(Rows from a dataset)
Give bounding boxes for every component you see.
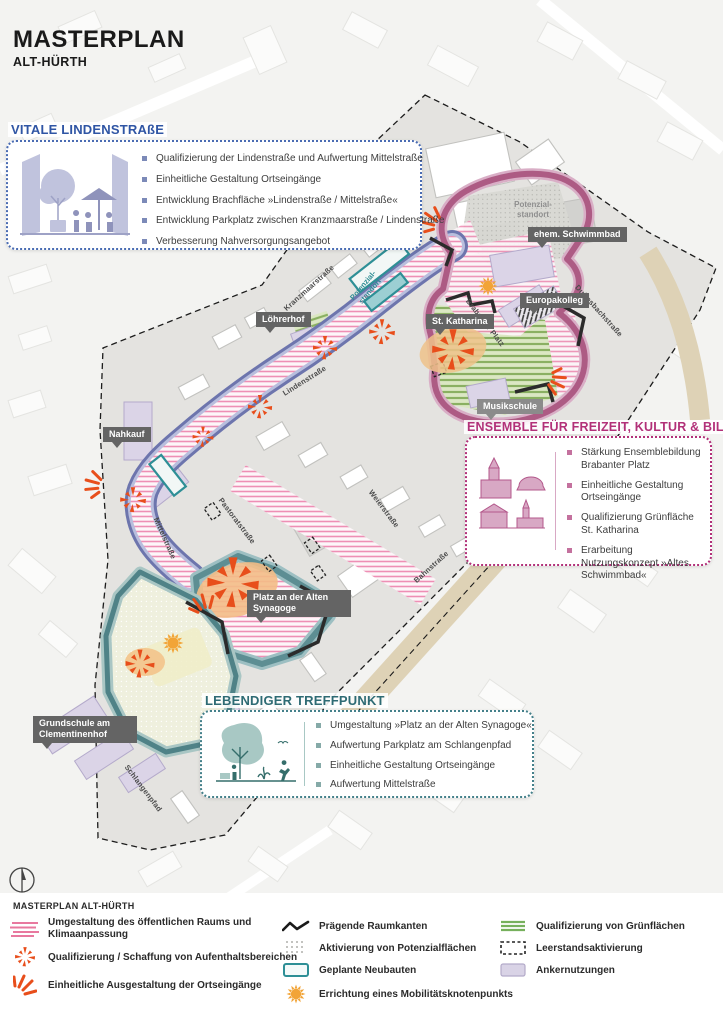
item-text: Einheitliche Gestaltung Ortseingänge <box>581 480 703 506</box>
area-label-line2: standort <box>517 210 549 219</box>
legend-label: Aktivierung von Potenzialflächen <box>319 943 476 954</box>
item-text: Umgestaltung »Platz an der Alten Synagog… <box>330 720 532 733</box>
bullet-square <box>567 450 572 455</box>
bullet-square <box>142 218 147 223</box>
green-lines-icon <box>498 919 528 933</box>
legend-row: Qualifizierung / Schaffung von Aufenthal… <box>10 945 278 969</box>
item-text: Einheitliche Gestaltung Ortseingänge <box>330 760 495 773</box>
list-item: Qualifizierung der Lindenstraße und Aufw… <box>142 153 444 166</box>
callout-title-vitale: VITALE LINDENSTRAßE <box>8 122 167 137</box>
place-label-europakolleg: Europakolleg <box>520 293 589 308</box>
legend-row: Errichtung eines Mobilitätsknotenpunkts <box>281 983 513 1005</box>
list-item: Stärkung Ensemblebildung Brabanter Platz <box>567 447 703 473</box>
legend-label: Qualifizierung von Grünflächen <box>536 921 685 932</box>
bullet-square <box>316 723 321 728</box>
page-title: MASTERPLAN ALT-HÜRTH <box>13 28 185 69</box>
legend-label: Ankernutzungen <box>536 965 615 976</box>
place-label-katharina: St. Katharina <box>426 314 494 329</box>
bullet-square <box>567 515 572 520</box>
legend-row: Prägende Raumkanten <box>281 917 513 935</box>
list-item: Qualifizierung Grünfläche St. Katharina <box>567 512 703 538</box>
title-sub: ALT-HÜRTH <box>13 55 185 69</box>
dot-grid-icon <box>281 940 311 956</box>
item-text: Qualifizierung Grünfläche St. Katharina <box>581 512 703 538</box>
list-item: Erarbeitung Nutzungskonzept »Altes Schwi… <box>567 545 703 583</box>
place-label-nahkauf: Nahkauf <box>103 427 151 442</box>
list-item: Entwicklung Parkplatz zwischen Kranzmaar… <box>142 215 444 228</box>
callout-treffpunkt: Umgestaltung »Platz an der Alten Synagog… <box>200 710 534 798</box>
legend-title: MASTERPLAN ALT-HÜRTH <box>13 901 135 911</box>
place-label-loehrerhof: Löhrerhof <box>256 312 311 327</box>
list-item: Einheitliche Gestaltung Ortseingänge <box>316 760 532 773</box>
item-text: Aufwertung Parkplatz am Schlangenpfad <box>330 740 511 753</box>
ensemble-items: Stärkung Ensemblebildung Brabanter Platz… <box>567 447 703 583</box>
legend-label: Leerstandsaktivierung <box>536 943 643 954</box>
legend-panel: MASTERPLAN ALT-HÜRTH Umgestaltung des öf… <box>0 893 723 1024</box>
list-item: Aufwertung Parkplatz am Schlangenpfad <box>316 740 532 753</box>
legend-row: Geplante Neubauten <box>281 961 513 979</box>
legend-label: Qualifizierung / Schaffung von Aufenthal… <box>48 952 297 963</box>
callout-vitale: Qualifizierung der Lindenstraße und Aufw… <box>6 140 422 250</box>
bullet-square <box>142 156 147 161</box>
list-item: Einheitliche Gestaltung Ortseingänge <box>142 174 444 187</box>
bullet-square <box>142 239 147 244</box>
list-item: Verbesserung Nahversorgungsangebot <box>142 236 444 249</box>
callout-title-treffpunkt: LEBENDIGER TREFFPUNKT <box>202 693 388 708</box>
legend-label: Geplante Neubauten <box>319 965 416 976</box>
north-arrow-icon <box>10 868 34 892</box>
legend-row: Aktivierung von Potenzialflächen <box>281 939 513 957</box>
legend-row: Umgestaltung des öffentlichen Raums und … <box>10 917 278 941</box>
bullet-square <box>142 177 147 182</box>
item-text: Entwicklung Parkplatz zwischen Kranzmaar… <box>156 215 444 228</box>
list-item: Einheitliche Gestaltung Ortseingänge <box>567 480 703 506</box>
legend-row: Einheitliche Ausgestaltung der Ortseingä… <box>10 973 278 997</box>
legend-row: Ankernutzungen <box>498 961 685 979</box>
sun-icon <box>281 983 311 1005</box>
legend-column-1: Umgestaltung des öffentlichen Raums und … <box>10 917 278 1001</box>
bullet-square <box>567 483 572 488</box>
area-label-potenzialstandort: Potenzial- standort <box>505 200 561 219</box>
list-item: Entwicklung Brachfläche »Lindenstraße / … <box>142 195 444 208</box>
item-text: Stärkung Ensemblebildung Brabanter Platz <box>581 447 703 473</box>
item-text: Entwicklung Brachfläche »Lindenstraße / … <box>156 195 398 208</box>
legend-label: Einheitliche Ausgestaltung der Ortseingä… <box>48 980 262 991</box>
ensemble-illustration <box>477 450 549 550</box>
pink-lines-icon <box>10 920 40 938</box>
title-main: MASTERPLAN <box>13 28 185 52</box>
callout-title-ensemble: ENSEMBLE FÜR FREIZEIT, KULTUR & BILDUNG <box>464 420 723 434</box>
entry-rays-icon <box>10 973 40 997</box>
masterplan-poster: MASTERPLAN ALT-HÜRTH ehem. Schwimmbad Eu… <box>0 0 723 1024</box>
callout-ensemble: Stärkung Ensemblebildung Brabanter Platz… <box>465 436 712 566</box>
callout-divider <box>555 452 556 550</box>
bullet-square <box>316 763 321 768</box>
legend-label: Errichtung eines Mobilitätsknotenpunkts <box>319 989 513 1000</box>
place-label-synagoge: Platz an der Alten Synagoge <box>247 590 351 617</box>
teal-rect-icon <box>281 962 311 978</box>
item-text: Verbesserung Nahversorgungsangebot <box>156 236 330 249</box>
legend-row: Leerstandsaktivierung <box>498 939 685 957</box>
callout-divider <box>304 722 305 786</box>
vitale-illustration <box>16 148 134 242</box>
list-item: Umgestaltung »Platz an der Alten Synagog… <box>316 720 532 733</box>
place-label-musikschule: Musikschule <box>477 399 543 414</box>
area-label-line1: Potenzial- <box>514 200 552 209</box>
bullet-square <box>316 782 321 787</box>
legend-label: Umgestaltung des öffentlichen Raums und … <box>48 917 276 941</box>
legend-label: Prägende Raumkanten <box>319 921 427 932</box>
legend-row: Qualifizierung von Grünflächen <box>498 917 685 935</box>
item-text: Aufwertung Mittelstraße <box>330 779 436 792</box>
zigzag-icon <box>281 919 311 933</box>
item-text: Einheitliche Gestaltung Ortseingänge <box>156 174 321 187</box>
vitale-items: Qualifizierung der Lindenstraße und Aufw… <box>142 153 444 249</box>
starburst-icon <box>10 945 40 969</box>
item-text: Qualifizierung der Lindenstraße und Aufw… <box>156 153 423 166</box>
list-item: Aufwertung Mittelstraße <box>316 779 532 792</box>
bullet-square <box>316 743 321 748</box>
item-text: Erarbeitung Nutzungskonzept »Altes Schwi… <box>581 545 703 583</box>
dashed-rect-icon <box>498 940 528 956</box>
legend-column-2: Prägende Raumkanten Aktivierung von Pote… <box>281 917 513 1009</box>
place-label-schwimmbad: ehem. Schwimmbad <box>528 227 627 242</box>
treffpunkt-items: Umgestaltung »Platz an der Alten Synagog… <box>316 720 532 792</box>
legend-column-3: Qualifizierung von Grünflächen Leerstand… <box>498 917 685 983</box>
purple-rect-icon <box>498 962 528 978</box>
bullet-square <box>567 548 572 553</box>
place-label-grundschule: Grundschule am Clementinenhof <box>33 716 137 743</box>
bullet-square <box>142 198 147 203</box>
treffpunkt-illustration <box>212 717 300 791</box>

### WHAT IS NEEDED
Can you rewrite the entries above, swapping every "bullet-square" for "square-marker" and changing nothing else? Leave the pictures out.

### WRITTEN REPLY
Give bounding boxes for every component you see.
item-text: Einheitliche Gestaltung Ortseingänge <box>581 480 703 506</box>
area-label-line2: standort <box>517 210 549 219</box>
legend-label: Aktivierung von Potenzialflächen <box>319 943 476 954</box>
item-text: Umgestaltung »Platz an der Alten Synagog… <box>330 720 532 733</box>
square-marker <box>567 450 572 455</box>
square-marker <box>142 218 147 223</box>
green-lines-icon <box>498 919 528 933</box>
legend-row: Qualifizierung / Schaffung von Aufenthal… <box>10 945 278 969</box>
item-text: Einheitliche Gestaltung Ortseingänge <box>330 760 495 773</box>
list-item: Qualifizierung der Lindenstraße und Aufw… <box>142 153 444 166</box>
callout-title-vitale: VITALE LINDENSTRAßE <box>8 122 167 137</box>
place-label-europakolleg: Europakolleg <box>520 293 589 308</box>
legend-row: Errichtung eines Mobilitätsknotenpunkts <box>281 983 513 1005</box>
list-item: Stärkung Ensemblebildung Brabanter Platz <box>567 447 703 473</box>
legend-label: Qualifizierung von Grünflächen <box>536 921 685 932</box>
square-marker <box>316 723 321 728</box>
page-title: MASTERPLAN ALT-HÜRTH <box>13 28 185 69</box>
legend-label: Ankernutzungen <box>536 965 615 976</box>
place-label-katharina: St. Katharina <box>426 314 494 329</box>
square-marker <box>567 515 572 520</box>
legend-row: Prägende Raumkanten <box>281 917 513 935</box>
list-item: Qualifizierung Grünfläche St. Katharina <box>567 512 703 538</box>
title-sub: ALT-HÜRTH <box>13 55 185 69</box>
dot-grid-icon <box>281 940 311 956</box>
item-text: Qualifizierung Grünfläche St. Katharina <box>581 512 703 538</box>
list-item: Erarbeitung Nutzungskonzept »Altes Schwi… <box>567 545 703 583</box>
place-label-nahkauf: Nahkauf <box>103 427 151 442</box>
list-item: Entwicklung Parkplatz zwischen Kranzmaar… <box>142 215 444 228</box>
callout-treffpunkt: Umgestaltung »Platz an der Alten Synagog… <box>200 710 534 798</box>
legend-title: MASTERPLAN ALT-HÜRTH <box>13 901 135 911</box>
place-label-loehrerhof: Löhrerhof <box>256 312 311 327</box>
list-item: Einheitliche Gestaltung Ortseingänge <box>316 760 532 773</box>
item-text: Aufwertung Parkplatz am Schlangenpfad <box>330 740 511 753</box>
ensemble-items: Stärkung Ensemblebildung Brabanter Platz… <box>567 447 703 583</box>
legend-label: Leerstandsaktivierung <box>536 943 643 954</box>
legend-panel: MASTERPLAN ALT-HÜRTH Umgestaltung des öf… <box>0 893 723 1024</box>
list-item: Aufwertung Parkplatz am Schlangenpfad <box>316 740 532 753</box>
legend-row: Geplante Neubauten <box>281 961 513 979</box>
legend-label: Qualifizierung / Schaffung von Aufenthal… <box>48 952 297 963</box>
callout-vitale: Qualifizierung der Lindenstraße und Aufw… <box>6 140 422 250</box>
square-marker <box>142 156 147 161</box>
list-item: Einheitliche Gestaltung Ortseingänge <box>142 174 444 187</box>
square-marker <box>142 239 147 244</box>
list-item: Verbesserung Nahversorgungsangebot <box>142 236 444 249</box>
callout-title-treffpunkt: LEBENDIGER TREFFPUNKT <box>202 693 388 708</box>
legend-label: Geplante Neubauten <box>319 965 416 976</box>
north-arrow-icon <box>10 868 34 892</box>
legend-row: Aktivierung von Potenzialflächen <box>281 939 513 957</box>
legend-row: Umgestaltung des öffentlichen Raums und … <box>10 917 278 941</box>
square-marker <box>142 177 147 182</box>
item-text: Entwicklung Parkplatz zwischen Kranzmaar… <box>156 215 444 228</box>
list-item: Einheitliche Gestaltung Ortseingänge <box>567 480 703 506</box>
legend-row: Einheitliche Ausgestaltung der Ortseingä… <box>10 973 278 997</box>
legend-row: Ankernutzungen <box>498 961 685 979</box>
sun-icon <box>281 983 311 1005</box>
legend-column-1: Umgestaltung des öffentlichen Raums und … <box>10 917 278 1001</box>
square-marker <box>567 483 572 488</box>
area-label-potenzialstandort: Potenzial- standort <box>505 200 561 219</box>
list-item: Entwicklung Brachfläche »Lindenstraße / … <box>142 195 444 208</box>
item-text: Stärkung Ensemblebildung Brabanter Platz <box>581 447 703 473</box>
item-text: Entwicklung Brachfläche »Lindenstraße / … <box>156 195 398 208</box>
legend-label: Einheitliche Ausgestaltung der Ortseingä… <box>48 980 262 991</box>
ensemble-illustration <box>477 450 549 550</box>
pink-lines-icon <box>10 920 40 938</box>
title-main: MASTERPLAN <box>13 28 185 52</box>
callout-title-ensemble: ENSEMBLE FÜR FREIZEIT, KULTUR & BILDUNG <box>464 420 723 434</box>
entry-rays-icon <box>10 973 40 997</box>
masterplan-poster: MASTERPLAN ALT-HÜRTH ehem. Schwimmbad Eu… <box>0 0 723 1024</box>
callout-ensemble: Stärkung Ensemblebildung Brabanter Platz… <box>465 436 712 566</box>
callout-divider <box>555 452 556 550</box>
square-marker <box>316 763 321 768</box>
legend-label: Errichtung eines Mobilitätsknotenpunkts <box>319 989 513 1000</box>
place-label-synagoge: Platz an der Alten Synagoge <box>247 590 351 617</box>
teal-rect-icon <box>281 962 311 978</box>
item-text: Verbesserung Nahversorgungsangebot <box>156 236 330 249</box>
legend-row: Leerstandsaktivierung <box>498 939 685 957</box>
callout-divider <box>304 722 305 786</box>
vitale-illustration <box>16 148 134 242</box>
list-item: Umgestaltung »Platz an der Alten Synagog… <box>316 720 532 733</box>
place-label-musikschule: Musikschule <box>477 399 543 414</box>
area-label-line1: Potenzial- <box>514 200 552 209</box>
square-marker <box>316 782 321 787</box>
legend-label: Umgestaltung des öffentlichen Raums und … <box>48 917 276 941</box>
legend-label: Prägende Raumkanten <box>319 921 427 932</box>
legend-row: Qualifizierung von Grünflächen <box>498 917 685 935</box>
item-text: Aufwertung Mittelstraße <box>330 779 436 792</box>
zigzag-icon <box>281 919 311 933</box>
item-text: Einheitliche Gestaltung Ortseingänge <box>156 174 321 187</box>
vitale-items: Qualifizierung der Lindenstraße und Aufw… <box>142 153 444 249</box>
starburst-icon <box>10 945 40 969</box>
item-text: Qualifizierung der Lindenstraße und Aufw… <box>156 153 423 166</box>
list-item: Aufwertung Mittelstraße <box>316 779 532 792</box>
square-marker <box>316 743 321 748</box>
item-text: Erarbeitung Nutzungskonzept »Altes Schwi… <box>581 545 703 583</box>
dashed-rect-icon <box>498 940 528 956</box>
legend-column-2: Prägende Raumkanten Aktivierung von Pote… <box>281 917 513 1009</box>
place-label-schwimmbad: ehem. Schwimmbad <box>528 227 627 242</box>
treffpunkt-items: Umgestaltung »Platz an der Alten Synagog… <box>316 720 532 792</box>
legend-column-3: Qualifizierung von Grünflächen Leerstand… <box>498 917 685 983</box>
purple-rect-icon <box>498 962 528 978</box>
square-marker <box>567 548 572 553</box>
place-label-grundschule: Grundschule am Clementinenhof <box>33 716 137 743</box>
square-marker <box>142 198 147 203</box>
treffpunkt-illustration <box>212 717 300 791</box>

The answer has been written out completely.